» **WHAT IS EXPECTED**: Write out the material again exactly, please, and omit the pictures.

» **DATASET EXTRACT**:
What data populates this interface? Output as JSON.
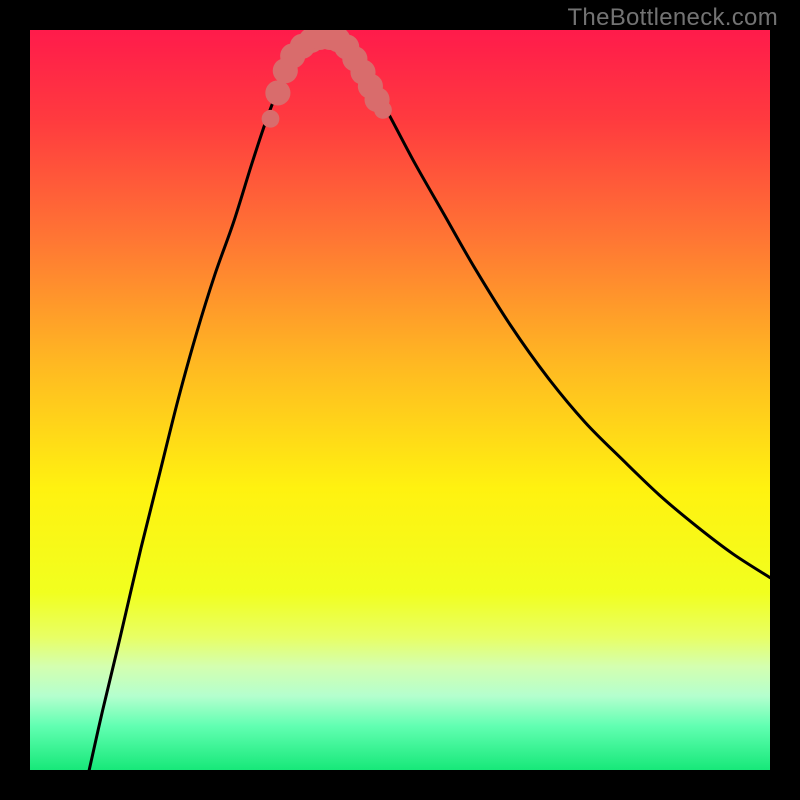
{
  "watermark": "TheBottleneck.com",
  "chart_data": {
    "type": "line",
    "title": "",
    "xlabel": "",
    "ylabel": "",
    "xlim": [
      0,
      100
    ],
    "ylim": [
      0,
      100
    ],
    "background_gradient": {
      "stops": [
        {
          "offset": 0,
          "color": "#ff1b4b"
        },
        {
          "offset": 12,
          "color": "#ff3a3f"
        },
        {
          "offset": 28,
          "color": "#ff7534"
        },
        {
          "offset": 45,
          "color": "#ffb822"
        },
        {
          "offset": 62,
          "color": "#fff210"
        },
        {
          "offset": 76,
          "color": "#f1ff1f"
        },
        {
          "offset": 82,
          "color": "#e8ff64"
        },
        {
          "offset": 86,
          "color": "#d4ffb0"
        },
        {
          "offset": 90,
          "color": "#b4ffce"
        },
        {
          "offset": 94,
          "color": "#62ffb2"
        },
        {
          "offset": 100,
          "color": "#17e879"
        }
      ]
    },
    "curve_left": [
      {
        "x": 8.0,
        "y": 0.0
      },
      {
        "x": 9.8,
        "y": 8.0
      },
      {
        "x": 12.2,
        "y": 18.0
      },
      {
        "x": 15.0,
        "y": 30.0
      },
      {
        "x": 17.5,
        "y": 40.0
      },
      {
        "x": 20.0,
        "y": 50.0
      },
      {
        "x": 22.5,
        "y": 59.0
      },
      {
        "x": 25.0,
        "y": 67.0
      },
      {
        "x": 27.5,
        "y": 74.0
      },
      {
        "x": 30.0,
        "y": 82.0
      },
      {
        "x": 32.0,
        "y": 88.0
      },
      {
        "x": 34.0,
        "y": 93.0
      },
      {
        "x": 36.0,
        "y": 96.0
      },
      {
        "x": 38.0,
        "y": 98.0
      },
      {
        "x": 39.5,
        "y": 99.0
      }
    ],
    "curve_right": [
      {
        "x": 41.0,
        "y": 99.0
      },
      {
        "x": 42.5,
        "y": 97.8
      },
      {
        "x": 45.0,
        "y": 94.5
      },
      {
        "x": 48.0,
        "y": 89.5
      },
      {
        "x": 52.0,
        "y": 82.0
      },
      {
        "x": 56.0,
        "y": 75.0
      },
      {
        "x": 60.0,
        "y": 68.0
      },
      {
        "x": 65.0,
        "y": 60.0
      },
      {
        "x": 70.0,
        "y": 53.0
      },
      {
        "x": 75.0,
        "y": 47.0
      },
      {
        "x": 80.0,
        "y": 42.0
      },
      {
        "x": 85.0,
        "y": 37.2
      },
      {
        "x": 90.0,
        "y": 33.0
      },
      {
        "x": 95.0,
        "y": 29.2
      },
      {
        "x": 100.0,
        "y": 26.0
      }
    ],
    "highlight": {
      "color": "#d96c6c",
      "points": [
        {
          "x": 32.5,
          "y": 88.0,
          "r": 1.2
        },
        {
          "x": 33.5,
          "y": 91.5,
          "r": 1.7
        },
        {
          "x": 34.5,
          "y": 94.5,
          "r": 1.7
        },
        {
          "x": 35.5,
          "y": 96.5,
          "r": 1.7
        },
        {
          "x": 36.8,
          "y": 97.8,
          "r": 1.7
        },
        {
          "x": 38.0,
          "y": 98.6,
          "r": 1.7
        },
        {
          "x": 39.2,
          "y": 99.0,
          "r": 1.7
        },
        {
          "x": 40.5,
          "y": 99.0,
          "r": 1.7
        },
        {
          "x": 41.6,
          "y": 98.7,
          "r": 1.7
        },
        {
          "x": 42.8,
          "y": 97.7,
          "r": 1.7
        },
        {
          "x": 43.9,
          "y": 96.1,
          "r": 1.7
        },
        {
          "x": 45.0,
          "y": 94.3,
          "r": 1.7
        },
        {
          "x": 46.0,
          "y": 92.4,
          "r": 1.7
        },
        {
          "x": 46.9,
          "y": 90.6,
          "r": 1.7
        },
        {
          "x": 47.7,
          "y": 89.2,
          "r": 1.2
        }
      ]
    }
  }
}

» **RESPONSE TO THE TASK**:
What data populates this interface? Output as JSON.
{
  "watermark": "TheBottleneck.com",
  "chart_data": {
    "type": "line",
    "title": "",
    "xlabel": "",
    "ylabel": "",
    "xlim": [
      0,
      100
    ],
    "ylim": [
      0,
      100
    ],
    "background_gradient": {
      "stops": [
        {
          "offset": 0,
          "color": "#ff1b4b"
        },
        {
          "offset": 12,
          "color": "#ff3a3f"
        },
        {
          "offset": 28,
          "color": "#ff7534"
        },
        {
          "offset": 45,
          "color": "#ffb822"
        },
        {
          "offset": 62,
          "color": "#fff210"
        },
        {
          "offset": 76,
          "color": "#f1ff1f"
        },
        {
          "offset": 82,
          "color": "#e8ff64"
        },
        {
          "offset": 86,
          "color": "#d4ffb0"
        },
        {
          "offset": 90,
          "color": "#b4ffce"
        },
        {
          "offset": 94,
          "color": "#62ffb2"
        },
        {
          "offset": 100,
          "color": "#17e879"
        }
      ]
    },
    "curve_left": [
      {
        "x": 8.0,
        "y": 0.0
      },
      {
        "x": 9.8,
        "y": 8.0
      },
      {
        "x": 12.2,
        "y": 18.0
      },
      {
        "x": 15.0,
        "y": 30.0
      },
      {
        "x": 17.5,
        "y": 40.0
      },
      {
        "x": 20.0,
        "y": 50.0
      },
      {
        "x": 22.5,
        "y": 59.0
      },
      {
        "x": 25.0,
        "y": 67.0
      },
      {
        "x": 27.5,
        "y": 74.0
      },
      {
        "x": 30.0,
        "y": 82.0
      },
      {
        "x": 32.0,
        "y": 88.0
      },
      {
        "x": 34.0,
        "y": 93.0
      },
      {
        "x": 36.0,
        "y": 96.0
      },
      {
        "x": 38.0,
        "y": 98.0
      },
      {
        "x": 39.5,
        "y": 99.0
      }
    ],
    "curve_right": [
      {
        "x": 41.0,
        "y": 99.0
      },
      {
        "x": 42.5,
        "y": 97.8
      },
      {
        "x": 45.0,
        "y": 94.5
      },
      {
        "x": 48.0,
        "y": 89.5
      },
      {
        "x": 52.0,
        "y": 82.0
      },
      {
        "x": 56.0,
        "y": 75.0
      },
      {
        "x": 60.0,
        "y": 68.0
      },
      {
        "x": 65.0,
        "y": 60.0
      },
      {
        "x": 70.0,
        "y": 53.0
      },
      {
        "x": 75.0,
        "y": 47.0
      },
      {
        "x": 80.0,
        "y": 42.0
      },
      {
        "x": 85.0,
        "y": 37.2
      },
      {
        "x": 90.0,
        "y": 33.0
      },
      {
        "x": 95.0,
        "y": 29.2
      },
      {
        "x": 100.0,
        "y": 26.0
      }
    ],
    "highlight": {
      "color": "#d96c6c",
      "points": [
        {
          "x": 32.5,
          "y": 88.0,
          "r": 1.2
        },
        {
          "x": 33.5,
          "y": 91.5,
          "r": 1.7
        },
        {
          "x": 34.5,
          "y": 94.5,
          "r": 1.7
        },
        {
          "x": 35.5,
          "y": 96.5,
          "r": 1.7
        },
        {
          "x": 36.8,
          "y": 97.8,
          "r": 1.7
        },
        {
          "x": 38.0,
          "y": 98.6,
          "r": 1.7
        },
        {
          "x": 39.2,
          "y": 99.0,
          "r": 1.7
        },
        {
          "x": 40.5,
          "y": 99.0,
          "r": 1.7
        },
        {
          "x": 41.6,
          "y": 98.7,
          "r": 1.7
        },
        {
          "x": 42.8,
          "y": 97.7,
          "r": 1.7
        },
        {
          "x": 43.9,
          "y": 96.1,
          "r": 1.7
        },
        {
          "x": 45.0,
          "y": 94.3,
          "r": 1.7
        },
        {
          "x": 46.0,
          "y": 92.4,
          "r": 1.7
        },
        {
          "x": 46.9,
          "y": 90.6,
          "r": 1.7
        },
        {
          "x": 47.7,
          "y": 89.2,
          "r": 1.2
        }
      ]
    }
  }
}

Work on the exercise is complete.